Е. АЛЬБАЦ: Спасибо. И теперь у меня вопрос к Андрею Колесникову и Константину Затулину. Как вы оцениваете то, что говорил Путин в Гданьске? Есть ли у нас какой-то шанс, что хотя бы наши дети увидят примирение России с Польшей и Россия все-таки станет частью объединенной Европы, в том числе и в оценке нашего исторического прошлого.
А. КОЛЕСНИКОВ: Это же еще Пушкиным сказано, что это в старых спорах славян между собою, в известном стихотворении, обращенном к французам, которые были недовольны некоторыми действиями Российской империи. И этот спор продолжается долгие годы. С другой стороны, российское отношение к Польше всегда имело перевернутое значение. Потому что советская интеллигенция очень увлекалась польским театром, польским кино. Польша была источником некоторого разрешенного диссидентства. Эта волна сейчас совершенно ушла, ничего не осталось. Осталось какое-то взаимное равнодушие, с одной стороны, на массовом уровне. А на уровне осмысления истории, я не побоюсь этого слова, взаимная ненависть. Потому что если мы посмотрим социологию российскую и ту ось зла, которая сформировалась сейчас в массовом сознании россиян, то Польша входит в эту ось зла, наряду со странами Балтии, наряду с Грузией, Украиной и так далее. Что касается высказываний Путина, то, мне кажется, естественным образом его устные высказывания отличались от высказываний в статье.
Е. АЛЬБАЦ: Почему естественным образом?
А. КОЛЕСНИКОВ: Я думаю, если бы Путин дал интервью Михнику и Радзивиновичу, он бы высказывался, может быть, менее аккуратно. Возможно, российская сторона и сам Путин, понимая это, все-таки с точки зрения дипломатии повели себя более аккуратно и в качестве авангардного самолета послали эту статью в главную газету Польши, газету демократическую, газету леволиберальную. Это было неожиданно по форме, это было неожиданно по содержанию. Хотя мне казалось, что поляки зря ждали какого-то неполиткорректного поведения. Он бы тогда просто не поехал в Варшаву.

> **СУТЬ ЗАДАНИЯ**: Кратко перескажите реплику Колесникова из выбранного текста, которая начинается словами «Я думаю, если бы Путин дал интервью». Сохраните её основные факты. Перечень никак не связан с выбранным текстом.

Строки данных
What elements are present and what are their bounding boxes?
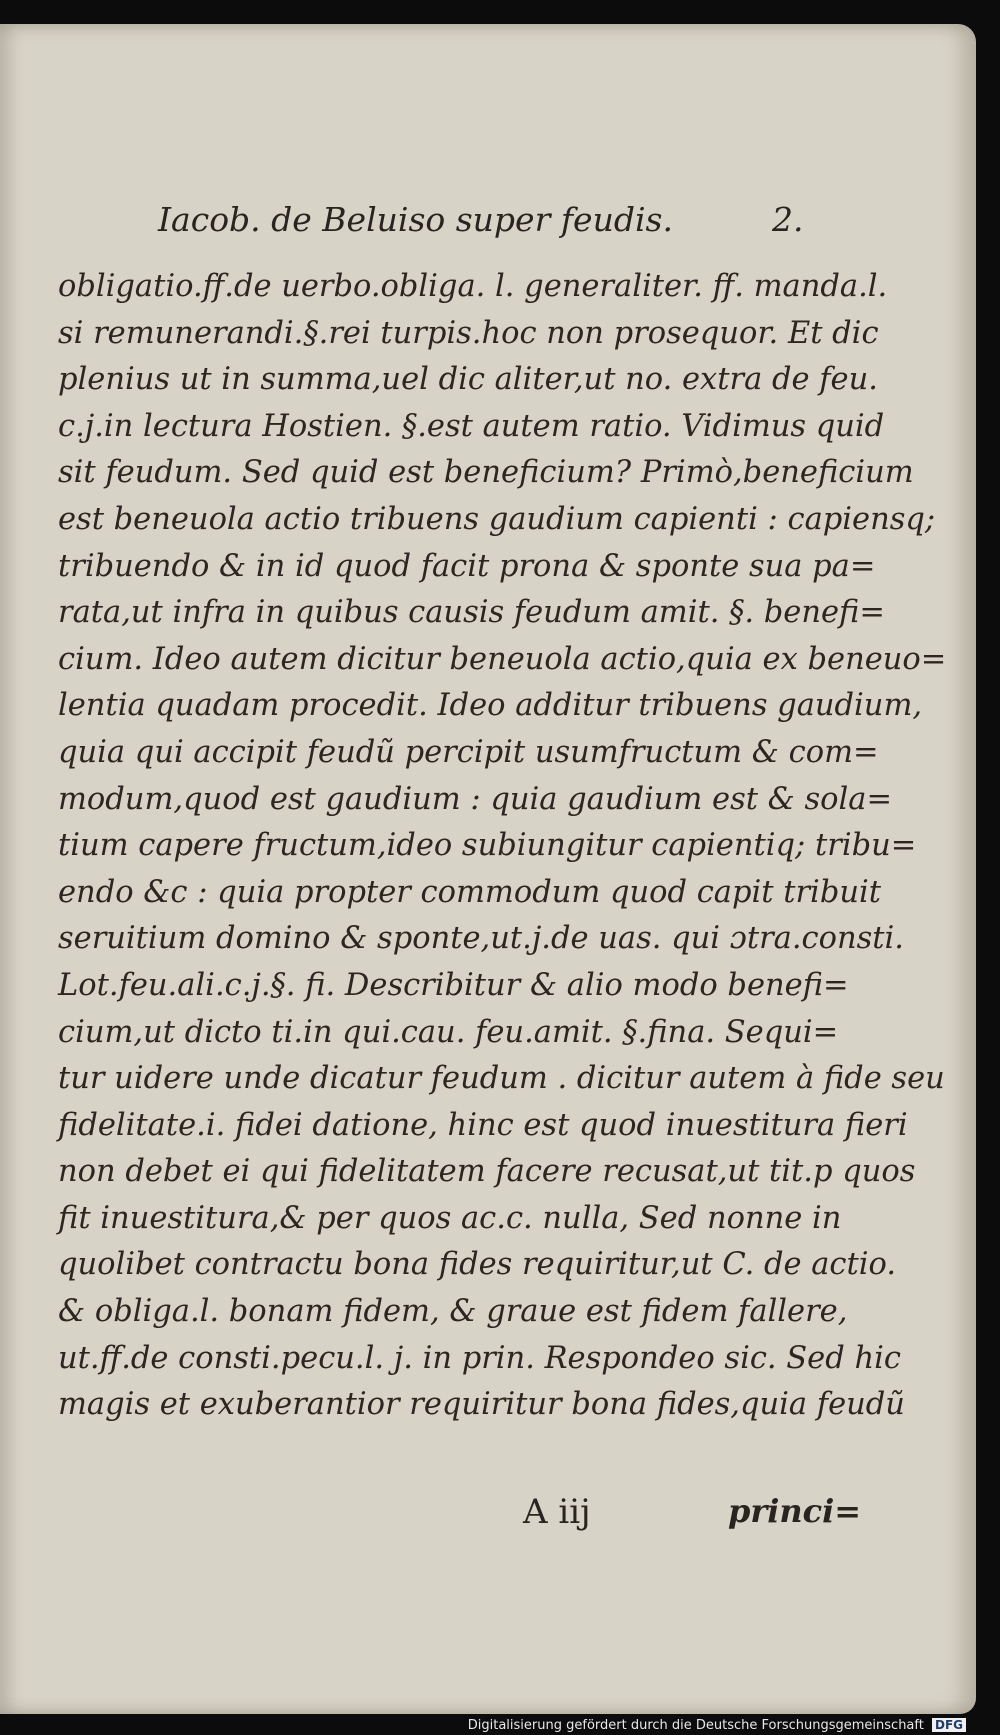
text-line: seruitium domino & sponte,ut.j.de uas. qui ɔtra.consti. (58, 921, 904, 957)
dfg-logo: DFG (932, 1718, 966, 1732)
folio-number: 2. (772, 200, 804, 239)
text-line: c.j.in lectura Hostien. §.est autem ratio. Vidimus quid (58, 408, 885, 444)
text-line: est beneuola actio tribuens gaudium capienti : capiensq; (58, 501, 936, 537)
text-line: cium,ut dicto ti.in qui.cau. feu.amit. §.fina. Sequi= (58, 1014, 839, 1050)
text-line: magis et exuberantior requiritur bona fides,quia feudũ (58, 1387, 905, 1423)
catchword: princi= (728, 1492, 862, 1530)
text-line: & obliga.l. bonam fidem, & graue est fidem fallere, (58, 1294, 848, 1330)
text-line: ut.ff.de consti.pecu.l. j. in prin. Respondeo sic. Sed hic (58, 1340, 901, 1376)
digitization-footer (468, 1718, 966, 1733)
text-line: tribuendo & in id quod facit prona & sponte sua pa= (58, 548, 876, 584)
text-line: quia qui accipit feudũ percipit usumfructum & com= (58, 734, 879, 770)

> **ОТВЕТ**: Колесников считает, что в интервью Михнику и Радзивиновичу Путин мог бы высказаться менее аккуратно. Видимо, понимая это, российская сторона из дипломатических соображений заранее отправила статью в главную газету Польши, демократическую и леволиберальную. Этот шаг оказался неожиданным и по форме, и по содержанию. По мнению Колесникова, поляки напрасно ждали от Путина неполиткорректного поведения: в таком случае он просто не поехал бы в Варшаву.